WRITTEN REQUEST: Copy out each line exactly; pictures stay out of the copy.

# start of TASK INPUTS

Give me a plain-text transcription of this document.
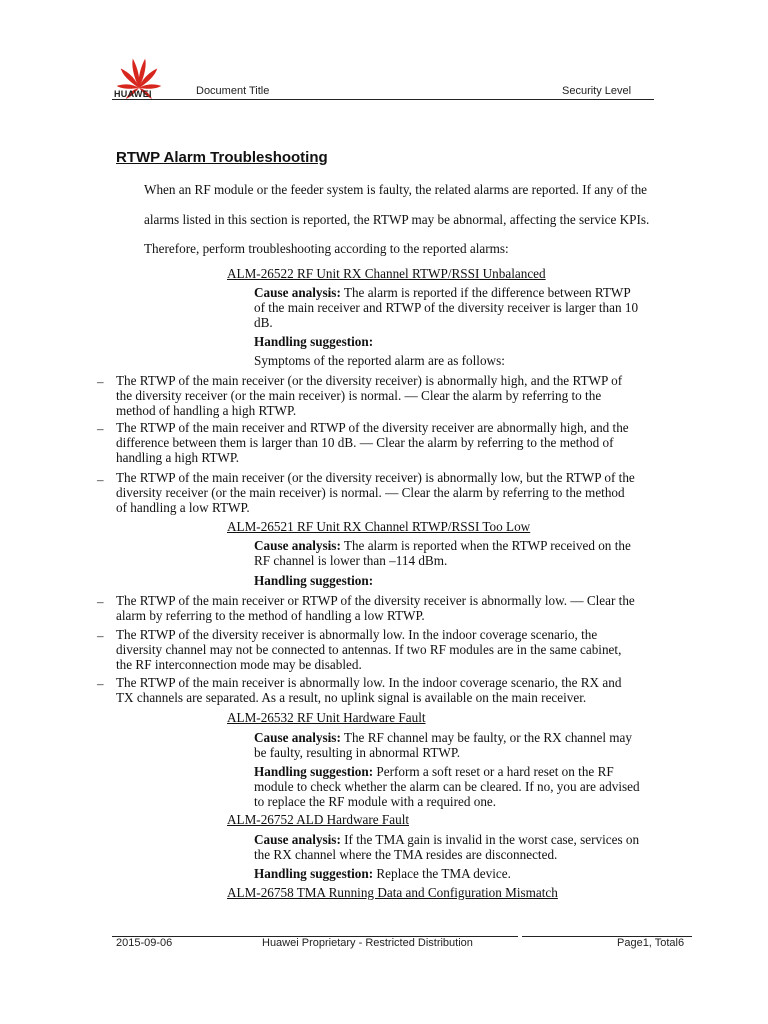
HUAWEI	Document Title	Security Level
RTWP Alarm Troubleshooting
When an RF module or the feeder system is faulty, the related alarms are reported. If any of the
alarms listed in this section is reported, the RTWP may be abnormal, affecting the service KPIs.
Therefore, perform troubleshooting according to the reported alarms:
ALM-26522 RF Unit RX Channel RTWP/RSSI Unbalanced
Cause analysis: The alarm is reported if the difference between RTWP
of the main receiver and RTWP of the diversity receiver is larger than 10
dB.
Handling suggestion:
Symptoms of the reported alarm are as follows:
– The RTWP of the main receiver (or the diversity receiver) is abnormally high, and the RTWP of
the diversity receiver (or the main receiver) is normal. — Clear the alarm by referring to the
method of handling a high RTWP.
– The RTWP of the main receiver and RTWP of the diversity receiver are abnormally high, and the
difference between them is larger than 10 dB. — Clear the alarm by referring to the method of
handling a high RTWP.
– The RTWP of the main receiver (or the diversity receiver) is abnormally low, but the RTWP of the
diversity receiver (or the main receiver) is normal. — Clear the alarm by referring to the method
of handling a low RTWP.
ALM-26521 RF Unit RX Channel RTWP/RSSI Too Low
Cause analysis: The alarm is reported when the RTWP received on the
RF channel is lower than –114 dBm.
Handling suggestion:
– The RTWP of the main receiver or RTWP of the diversity receiver is abnormally low. — Clear the
alarm by referring to the method of handling a low RTWP.
– The RTWP of the diversity receiver is abnormally low. In the indoor coverage scenario, the
diversity channel may not be connected to antennas. If two RF modules are in the same cabinet,
the RF interconnection mode may be disabled.
– The RTWP of the main receiver is abnormally low. In the indoor coverage scenario, the RX and
TX channels are separated. As a result, no uplink signal is available on the main receiver.
ALM-26532 RF Unit Hardware Fault
Cause analysis: The RF channel may be faulty, or the RX channel may
be faulty, resulting in abnormal RTWP.
Handling suggestion: Perform a soft reset or a hard reset on the RF
module to check whether the alarm can be cleared. If no, you are advised
to replace the RF module with a required one.
ALM-26752 ALD Hardware Fault
Cause analysis: If the TMA gain is invalid in the worst case, services on
the RX channel where the TMA resides are disconnected.
Handling suggestion: Replace the TMA device.
ALM-26758 TMA Running Data and Configuration Mismatch
2015-09-06	Huawei Proprietary - Restricted Distribution	Page1, Total6
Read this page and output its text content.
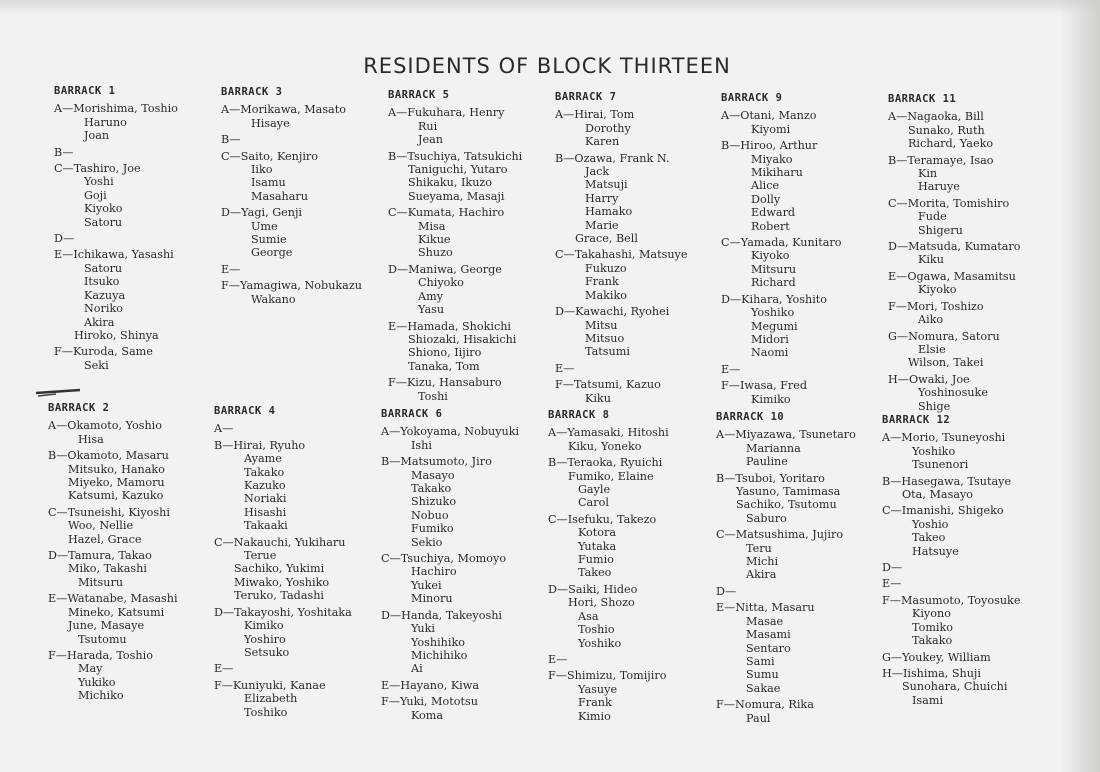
RESIDENTS OF BLOCK THIRTEEN
BARRACK 1
A—Morishima, Toshio
Haruno
Joan
B—
C—Tashiro, Joe
Yoshi
Goji
Kiyoko
Satoru
D—
E—Ichikawa, Yasashi
Satoru
Itsuko
Kazuya
Noriko
Akira
Hiroko, Shinya
F—Kuroda, Same
Seki
BARRACK 3
A—Morikawa, Masato
Hisaye
B—
C—Saito, Kenjiro
Iiko
Isamu
Masaharu
D—Yagi, Genji
Ume
Sumie
George
E—
F—Yamagiwa, Nobukazu
Wakano
BARRACK 5
A—Fukuhara, Henry
Rui
Jean
B—Tsuchiya, Tatsukichi
Taniguchi, Yutaro
Shikaku, Ikuzo
Sueyama, Masaji
C—Kumata, Hachiro
Misa
Kikue
Shuzo
D—Maniwa, George
Chiyoko
Amy
Yasu
E—Hamada, Shokichi
Shiozaki, Hisakichi
Shiono, Iijiro
Tanaka, Tom
F—Kizu, Hansaburo
Toshi
BARRACK 7
A—Hirai, Tom
Dorothy
Karen
B—Ozawa, Frank N.
Jack
Matsuji
Harry
Hamako
Marie
Grace, Bell
C—Takahashi, Matsuye
Fukuzo
Frank
Makiko
D—Kawachi, Ryohei
Mitsu
Mitsuo
Tatsumi
E—
F—Tatsumi, Kazuo
Kiku
BARRACK 9
A—Otani, Manzo
Kiyomi
B—Hiroo, Arthur
Miyako
Mikiharu
Alice
Dolly
Edward
Robert
C—Yamada, Kunitaro
Kiyoko
Mitsuru
Richard
D—Kihara, Yoshito
Yoshiko
Megumi
Midori
Naomi
E—
F—Iwasa, Fred
Kimiko
BARRACK 11
A—Nagaoka, Bill
Sunako, Ruth
Richard, Yaeko
B—Teramaye, Isao
Kin
Haruye
C—Morita, Tomishiro
Fude
Shigeru
D—Matsuda, Kumataro
Kiku
E—Ogawa, Masamitsu
Kiyoko
F—Mori, Toshizo
Aiko
G—Nomura, Satoru
Elsie
Wilson, Takei
H—Owaki, Joe
Yoshinosuke
Shige
BARRACK 2
A—Okamoto, Yoshio
Hisa
B—Okamoto, Masaru
Mitsuko, Hanako
Miyeko, Mamoru
Katsumi, Kazuko
C—Tsuneishi, Kiyoshi
Woo, Nellie
Hazel, Grace
D—Tamura, Takao
Miko, Takashi
Mitsuru
E—Watanabe, Masashi
Mineko, Katsumi
June, Masaye
Tsutomu
F—Harada, Toshio
May
Yukiko
Michiko
BARRACK 4
A—
B—Hirai, Ryuho
Ayame
Takako
Kazuko
Noriaki
Hisashi
Takaaki
C—Nakauchi, Yukiharu
Terue
Sachiko, Yukimi
Miwako, Yoshiko
Teruko, Tadashi
D—Takayoshi, Yoshitaka
Kimiko
Yoshiro
Setsuko
E—
F—Kuniyuki, Kanae
Elizabeth
Toshiko
BARRACK 6
A—Yokoyama, Nobuyuki
Ishi
B—Matsumoto, Jiro
Masayo
Takako
Shizuko
Nobuo
Fumiko
Sekio
C—Tsuchiya, Momoyo
Hachiro
Yukei
Minoru
D—Handa, Takeyoshi
Yuki
Yoshihiko
Michihiko
Ai
E—Hayano, Kiwa
F—Yuki, Mototsu
Koma
BARRACK 8
A—Yamasaki, Hitoshi
Kiku, Yoneko
B—Teraoka, Ryuichi
Fumiko, Elaine
Gayle
Carol
C—Isefuku, Takezo
Kotora
Yutaka
Fumio
Takeo
D—Saiki, Hideo
Hori, Shozo
Asa
Toshio
Yoshiko
E—
F—Shimizu, Tomijiro
Yasuye
Frank
Kimio
BARRACK 10
A—Miyazawa, Tsunetaro
Marianna
Pauline
B—Tsuboi, Yoritaro
Yasuno, Tamimasa
Sachiko, Tsutomu
Saburo
C—Matsushima, Jujiro
Teru
Michi
Akira
D—
E—Nitta, Masaru
Masae
Masami
Sentaro
Sami
Sumu
Sakae
F—Nomura, Rika
Paul
BARRACK 12
A—Morio, Tsuneyoshi
Yoshiko
Tsunenori
B—Hasegawa, Tsutaye
Ota, Masayo
C—Imanishi, Shigeko
Yoshio
Takeo
Hatsuye
D—
E—
F—Masumoto, Toyosuke
Kiyono
Tomiko
Takako
G—Youkey, William
H—Iishima, Shuji
Sunohara, Chuichi
Isami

# end of TASK INPUTS

EXERCISE ANSWER:
Give me a plain-text transcription of this document.
HUAWEI	Document Title	Security Level
RTWP Alarm Troubleshooting
When an RF module or the feeder system is faulty, the related alarms are reported. If any of the
alarms listed in this section is reported, the RTWP may be abnormal, affecting the service KPIs.
Therefore, perform troubleshooting according to the reported alarms:
ALM-26522 RF Unit RX Channel RTWP/RSSI Unbalanced
Cause analysis: The alarm is reported if the difference between RTWP
of the main receiver and RTWP of the diversity receiver is larger than 10
dB.
Handling suggestion:
Symptoms of the reported alarm are as follows:
– The RTWP of the main receiver (or the diversity receiver) is abnormally high, and the RTWP of
the diversity receiver (or the main receiver) is normal. — Clear the alarm by referring to the
method of handling a high RTWP.
– The RTWP of the main receiver and RTWP of the diversity receiver are abnormally high, and the
difference between them is larger than 10 dB. — Clear the alarm by referring to the method of
handling a high RTWP.
– The RTWP of the main receiver (or the diversity receiver) is abnormally low, but the RTWP of the
diversity receiver (or the main receiver) is normal. — Clear the alarm by referring to the method
of handling a low RTWP.
ALM-26521 RF Unit RX Channel RTWP/RSSI Too Low
Cause analysis: The alarm is reported when the RTWP received on the
RF channel is lower than –114 dBm.
Handling suggestion:
– The RTWP of the main receiver or RTWP of the diversity receiver is abnormally low. — Clear the
alarm by referring to the method of handling a low RTWP.
– The RTWP of the diversity receiver is abnormally low. In the indoor coverage scenario, the
diversity channel may not be connected to antennas. If two RF modules are in the same cabinet,
the RF interconnection mode may be disabled.
– The RTWP of the main receiver is abnormally low. In the indoor coverage scenario, the RX and
TX channels are separated. As a result, no uplink signal is available on the main receiver.
ALM-26532 RF Unit Hardware Fault
Cause analysis: The RF channel may be faulty, or the RX channel may
be faulty, resulting in abnormal RTWP.
Handling suggestion: Perform a soft reset or a hard reset on the RF
module to check whether the alarm can be cleared. If no, you are advised
to replace the RF module with a required one.
ALM-26752 ALD Hardware Fault
Cause analysis: If the TMA gain is invalid in the worst case, services on
the RX channel where the TMA resides are disconnected.
Handling suggestion: Replace the TMA device.
ALM-26758 TMA Running Data and Configuration Mismatch
2015-09-06	Huawei Proprietary - Restricted Distribution	Page1, Total6
Read this page and output its text content.
RESIDENTS OF BLOCK THIRTEEN
BARRACK 1
A—Morishima, Toshio
Haruno
Joan
B—
C—Tashiro, Joe
Yoshi
Goji
Kiyoko
Satoru
D—
E—Ichikawa, Yasashi
Satoru
Itsuko
Kazuya
Noriko
Akira
Hiroko, Shinya
F—Kuroda, Same
Seki
BARRACK 3
A—Morikawa, Masato
Hisaye
B—
C—Saito, Kenjiro
Iiko
Isamu
Masaharu
D—Yagi, Genji
Ume
Sumie
George
E—
F—Yamagiwa, Nobukazu
Wakano
BARRACK 5
A—Fukuhara, Henry
Rui
Jean
B—Tsuchiya, Tatsukichi
Taniguchi, Yutaro
Shikaku, Ikuzo
Sueyama, Masaji
C—Kumata, Hachiro
Misa
Kikue
Shuzo
D—Maniwa, George
Chiyoko
Amy
Yasu
E—Hamada, Shokichi
Shiozaki, Hisakichi
Shiono, Iijiro
Tanaka, Tom
F—Kizu, Hansaburo
Toshi
BARRACK 7
A—Hirai, Tom
Dorothy
Karen
B—Ozawa, Frank N.
Jack
Matsuji
Harry
Hamako
Marie
Grace, Bell
C—Takahashi, Matsuye
Fukuzo
Frank
Makiko
D—Kawachi, Ryohei
Mitsu
Mitsuo
Tatsumi
E—
F—Tatsumi, Kazuo
Kiku
BARRACK 9
A—Otani, Manzo
Kiyomi
B—Hiroo, Arthur
Miyako
Mikiharu
Alice
Dolly
Edward
Robert
C—Yamada, Kunitaro
Kiyoko
Mitsuru
Richard
D—Kihara, Yoshito
Yoshiko
Megumi
Midori
Naomi
E—
F—Iwasa, Fred
Kimiko
BARRACK 11
A—Nagaoka, Bill
Sunako, Ruth
Richard, Yaeko
B—Teramaye, Isao
Kin
Haruye
C—Morita, Tomishiro
Fude
Shigeru
D—Matsuda, Kumataro
Kiku
E—Ogawa, Masamitsu
Kiyoko
F—Mori, Toshizo
Aiko
G—Nomura, Satoru
Elsie
Wilson, Takei
H—Owaki, Joe
Yoshinosuke
Shige
BARRACK 2
A—Okamoto, Yoshio
Hisa
B—Okamoto, Masaru
Mitsuko, Hanako
Miyeko, Mamoru
Katsumi, Kazuko
C—Tsuneishi, Kiyoshi
Woo, Nellie
Hazel, Grace
D—Tamura, Takao
Miko, Takashi
Mitsuru
E—Watanabe, Masashi
Mineko, Katsumi
June, Masaye
Tsutomu
F—Harada, Toshio
May
Yukiko
Michiko
BARRACK 4
A—
B—Hirai, Ryuho
Ayame
Takako
Kazuko
Noriaki
Hisashi
Takaaki
C—Nakauchi, Yukiharu
Terue
Sachiko, Yukimi
Miwako, Yoshiko
Teruko, Tadashi
D—Takayoshi, Yoshitaka
Kimiko
Yoshiro
Setsuko
E—
F—Kuniyuki, Kanae
Elizabeth
Toshiko
BARRACK 6
A—Yokoyama, Nobuyuki
Ishi
B—Matsumoto, Jiro
Masayo
Takako
Shizuko
Nobuo
Fumiko
Sekio
C—Tsuchiya, Momoyo
Hachiro
Yukei
Minoru
D—Handa, Takeyoshi
Yuki
Yoshihiko
Michihiko
Ai
E—Hayano, Kiwa
F—Yuki, Mototsu
Koma
BARRACK 8
A—Yamasaki, Hitoshi
Kiku, Yoneko
B—Teraoka, Ryuichi
Fumiko, Elaine
Gayle
Carol
C—Isefuku, Takezo
Kotora
Yutaka
Fumio
Takeo
D—Saiki, Hideo
Hori, Shozo
Asa
Toshio
Yoshiko
E—
F—Shimizu, Tomijiro
Yasuye
Frank
Kimio
BARRACK 10
A—Miyazawa, Tsunetaro
Marianna
Pauline
B—Tsuboi, Yoritaro
Yasuno, Tamimasa
Sachiko, Tsutomu
Saburo
C—Matsushima, Jujiro
Teru
Michi
Akira
D—
E—Nitta, Masaru
Masae
Masami
Sentaro
Sami
Sumu
Sakae
F—Nomura, Rika
Paul
BARRACK 12
A—Morio, Tsuneyoshi
Yoshiko
Tsunenori
B—Hasegawa, Tsutaye
Ota, Masayo
C—Imanishi, Shigeko
Yoshio
Takeo
Hatsuye
D—
E—
F—Masumoto, Toyosuke
Kiyono
Tomiko
Takako
G—Youkey, William
H—Iishima, Shuji
Sunohara, Chuichi
Isami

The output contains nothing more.